Transcribe all of the records word for word, but omit the pictures.

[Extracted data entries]
--- --- ---

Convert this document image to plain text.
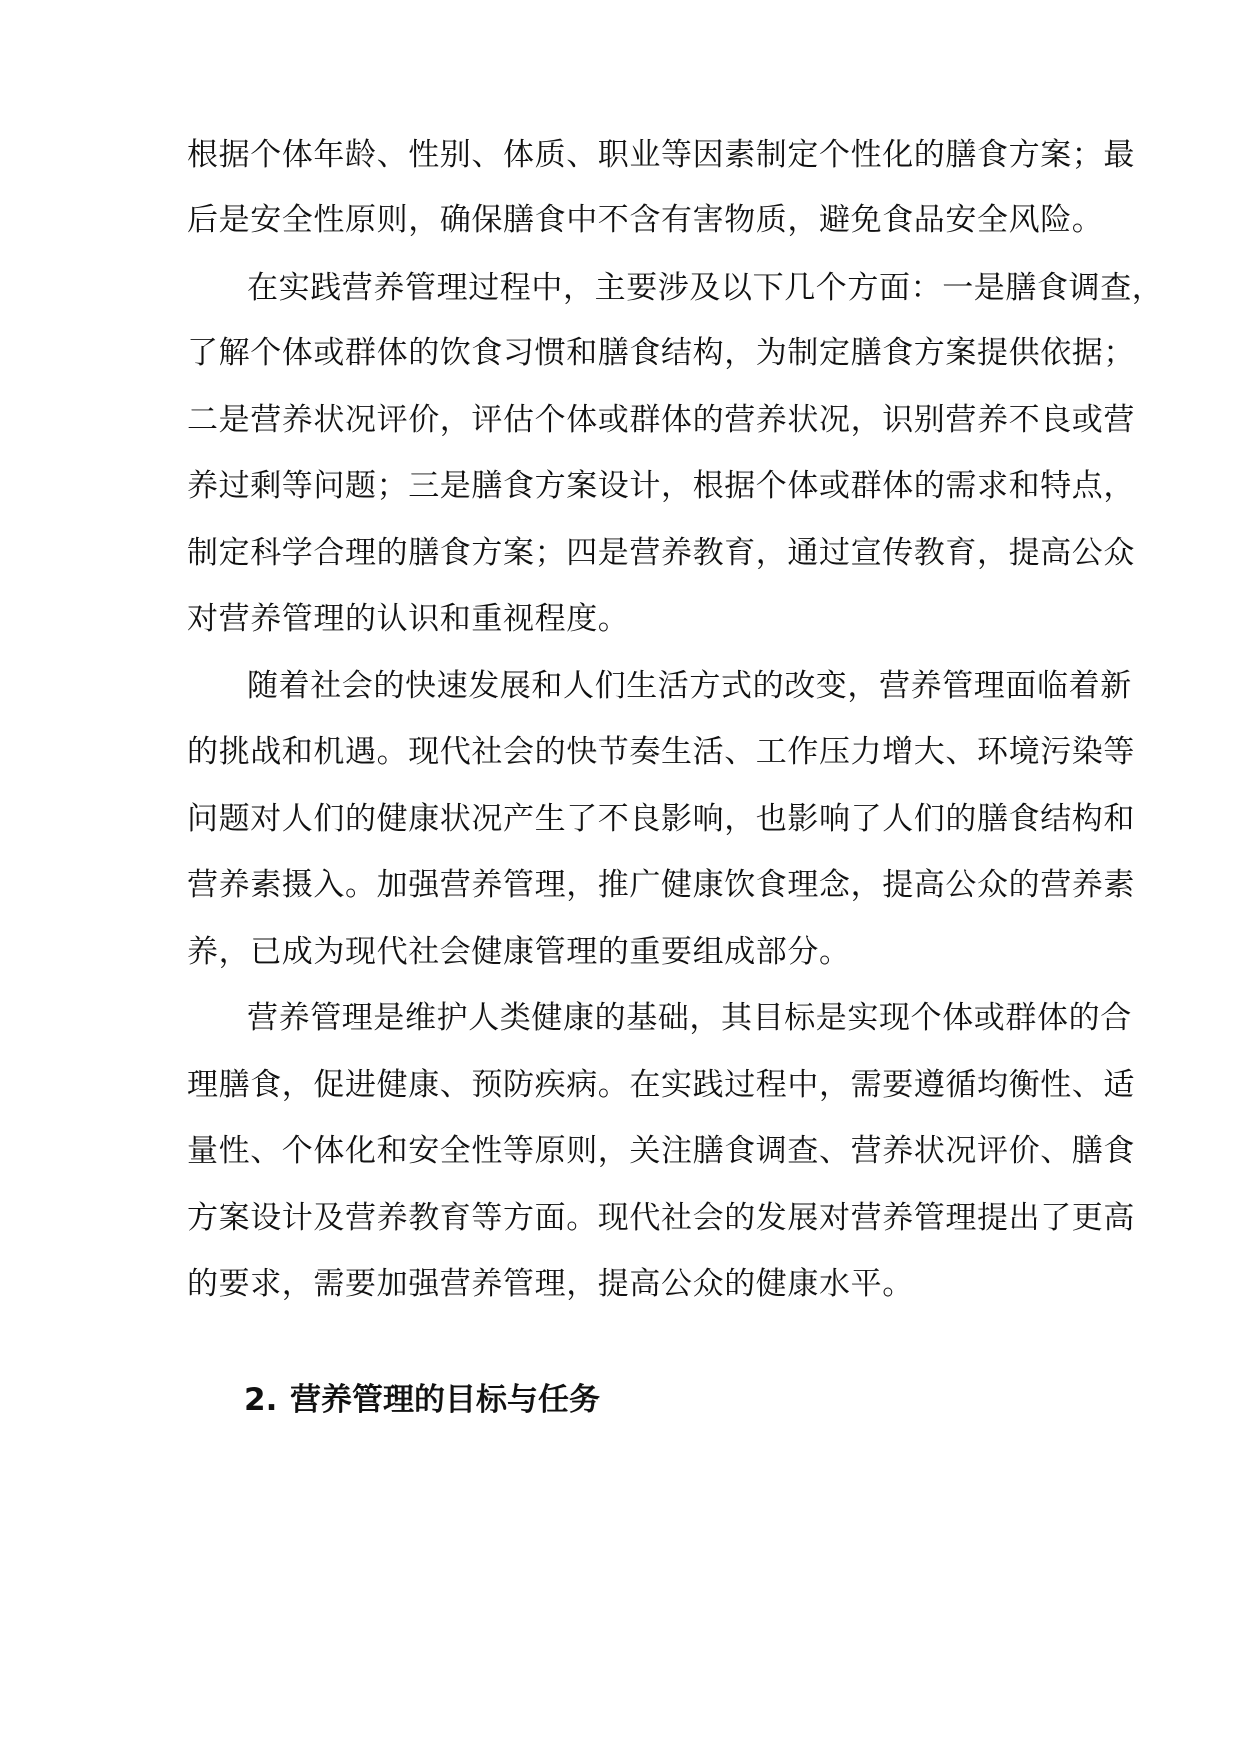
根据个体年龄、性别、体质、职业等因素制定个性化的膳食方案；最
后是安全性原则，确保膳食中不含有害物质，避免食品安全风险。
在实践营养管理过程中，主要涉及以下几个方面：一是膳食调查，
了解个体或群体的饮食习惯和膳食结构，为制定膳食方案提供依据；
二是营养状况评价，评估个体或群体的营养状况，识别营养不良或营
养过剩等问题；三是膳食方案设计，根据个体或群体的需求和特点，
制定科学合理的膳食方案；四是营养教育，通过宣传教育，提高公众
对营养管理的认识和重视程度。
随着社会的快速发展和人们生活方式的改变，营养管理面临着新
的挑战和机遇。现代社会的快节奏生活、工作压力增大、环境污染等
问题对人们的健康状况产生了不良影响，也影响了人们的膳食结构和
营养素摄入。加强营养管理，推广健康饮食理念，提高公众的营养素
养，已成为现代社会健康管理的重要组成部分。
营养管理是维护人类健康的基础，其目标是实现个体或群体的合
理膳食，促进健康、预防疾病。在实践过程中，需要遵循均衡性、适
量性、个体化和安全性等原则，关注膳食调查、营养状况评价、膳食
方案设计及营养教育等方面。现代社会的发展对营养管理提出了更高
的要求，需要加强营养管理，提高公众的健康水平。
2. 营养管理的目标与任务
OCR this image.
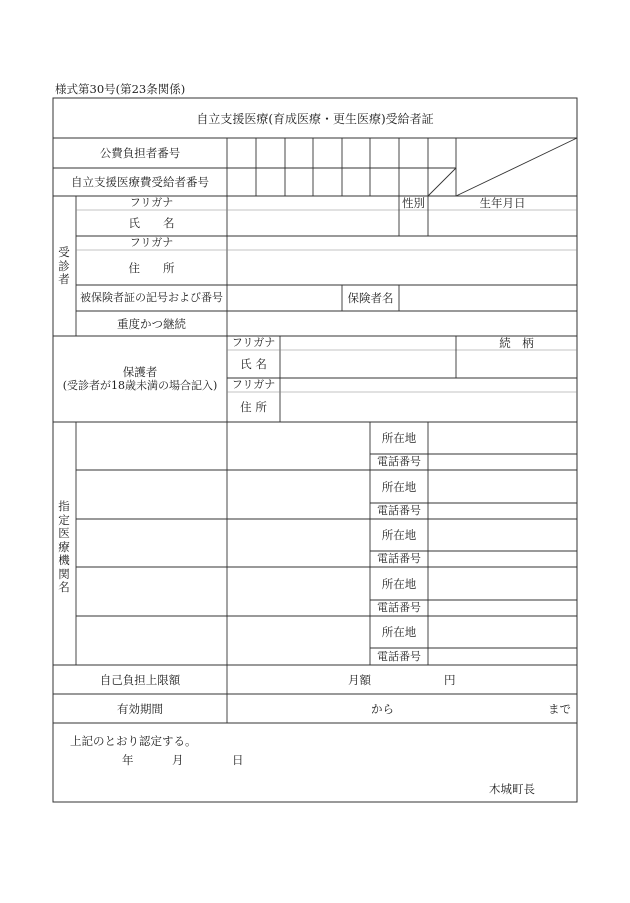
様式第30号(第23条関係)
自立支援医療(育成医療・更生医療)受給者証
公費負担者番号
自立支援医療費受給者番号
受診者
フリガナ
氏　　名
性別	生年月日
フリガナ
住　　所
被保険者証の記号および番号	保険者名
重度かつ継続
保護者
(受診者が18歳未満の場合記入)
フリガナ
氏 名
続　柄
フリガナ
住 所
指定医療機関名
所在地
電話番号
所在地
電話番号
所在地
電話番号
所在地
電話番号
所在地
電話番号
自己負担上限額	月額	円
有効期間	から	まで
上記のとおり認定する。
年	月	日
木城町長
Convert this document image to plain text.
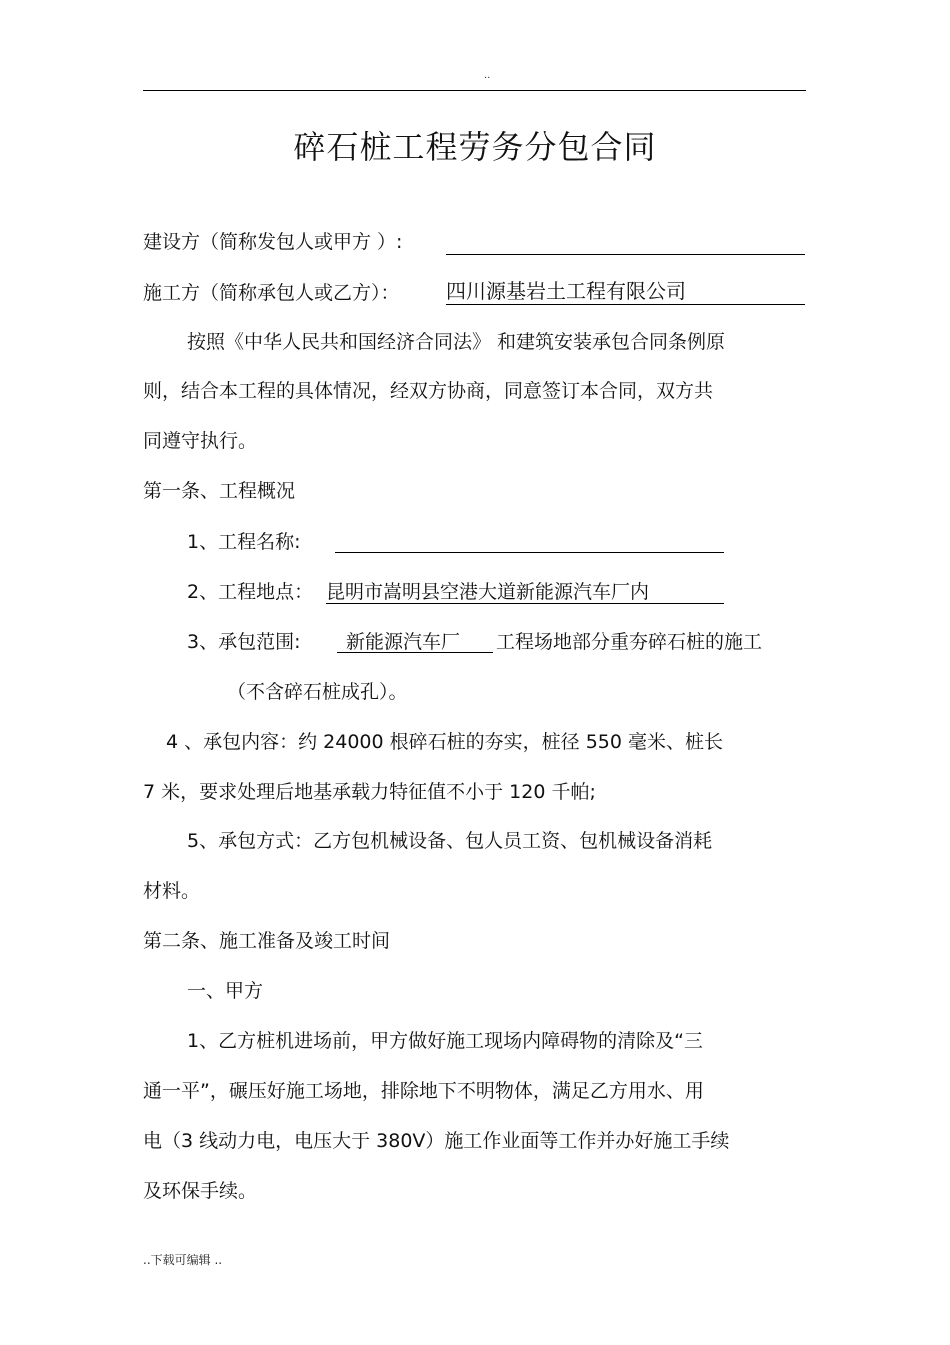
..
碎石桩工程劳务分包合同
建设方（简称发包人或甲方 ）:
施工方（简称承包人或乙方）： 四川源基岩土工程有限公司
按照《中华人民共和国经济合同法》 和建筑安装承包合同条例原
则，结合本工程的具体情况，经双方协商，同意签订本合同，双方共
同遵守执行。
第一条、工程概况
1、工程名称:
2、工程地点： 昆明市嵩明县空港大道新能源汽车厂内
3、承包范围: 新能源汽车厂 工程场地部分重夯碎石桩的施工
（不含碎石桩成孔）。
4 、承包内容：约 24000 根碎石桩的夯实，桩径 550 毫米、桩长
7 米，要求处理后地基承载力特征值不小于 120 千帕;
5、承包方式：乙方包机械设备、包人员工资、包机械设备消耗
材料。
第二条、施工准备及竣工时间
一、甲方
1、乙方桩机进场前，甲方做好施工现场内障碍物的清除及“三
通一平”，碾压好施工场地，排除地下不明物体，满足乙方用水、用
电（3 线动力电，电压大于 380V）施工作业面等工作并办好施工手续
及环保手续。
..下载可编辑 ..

--- --- ---

### The output
Convert this document image to plain text.
根据个体年龄、性别、体质、职业等因素制定个性化的膳食方案；最
后是安全性原则，确保膳食中不含有害物质，避免食品安全风险。
在实践营养管理过程中，主要涉及以下几个方面：一是膳食调查，
了解个体或群体的饮食习惯和膳食结构，为制定膳食方案提供依据；
二是营养状况评价，评估个体或群体的营养状况，识别营养不良或营
养过剩等问题；三是膳食方案设计，根据个体或群体的需求和特点，
制定科学合理的膳食方案；四是营养教育，通过宣传教育，提高公众
对营养管理的认识和重视程度。
随着社会的快速发展和人们生活方式的改变，营养管理面临着新
的挑战和机遇。现代社会的快节奏生活、工作压力增大、环境污染等
问题对人们的健康状况产生了不良影响，也影响了人们的膳食结构和
营养素摄入。加强营养管理，推广健康饮食理念，提高公众的营养素
养，已成为现代社会健康管理的重要组成部分。
营养管理是维护人类健康的基础，其目标是实现个体或群体的合
理膳食，促进健康、预防疾病。在实践过程中，需要遵循均衡性、适
量性、个体化和安全性等原则，关注膳食调查、营养状况评价、膳食
方案设计及营养教育等方面。现代社会的发展对营养管理提出了更高
的要求，需要加强营养管理，提高公众的健康水平。
2. 营养管理的目标与任务
OCR this image.
様式第30号(第23条関係)
自立支援医療(育成医療・更生医療)受給者証
公費負担者番号
自立支援医療費受給者番号
受診者
フリガナ
氏　　名
性別	生年月日
フリガナ
住　　所
被保険者証の記号および番号	保険者名
重度かつ継続
保護者
(受診者が18歳未満の場合記入)
フリガナ
氏 名
続　柄
フリガナ
住 所
指定医療機関名
所在地
電話番号
所在地
電話番号
所在地
電話番号
所在地
電話番号
所在地
電話番号
自己負担上限額	月額	円
有効期間	から	まで
上記のとおり認定する。
年	月	日
木城町長
Convert this document image to plain text.
..
碎石桩工程劳务分包合同
建设方（简称发包人或甲方 ）:
施工方（简称承包人或乙方）： 四川源基岩土工程有限公司
按照《中华人民共和国经济合同法》 和建筑安装承包合同条例原
则，结合本工程的具体情况，经双方协商，同意签订本合同，双方共
同遵守执行。
第一条、工程概况
1、工程名称:
2、工程地点： 昆明市嵩明县空港大道新能源汽车厂内
3、承包范围: 新能源汽车厂 工程场地部分重夯碎石桩的施工
（不含碎石桩成孔）。
4 、承包内容：约 24000 根碎石桩的夯实，桩径 550 毫米、桩长
7 米，要求处理后地基承载力特征值不小于 120 千帕;
5、承包方式：乙方包机械设备、包人员工资、包机械设备消耗
材料。
第二条、施工准备及竣工时间
一、甲方
1、乙方桩机进场前，甲方做好施工现场内障碍物的清除及“三
通一平”，碾压好施工场地，排除地下不明物体，满足乙方用水、用
电（3 线动力电，电压大于 380V）施工作业面等工作并办好施工手续
及环保手续。
..下载可编辑 ..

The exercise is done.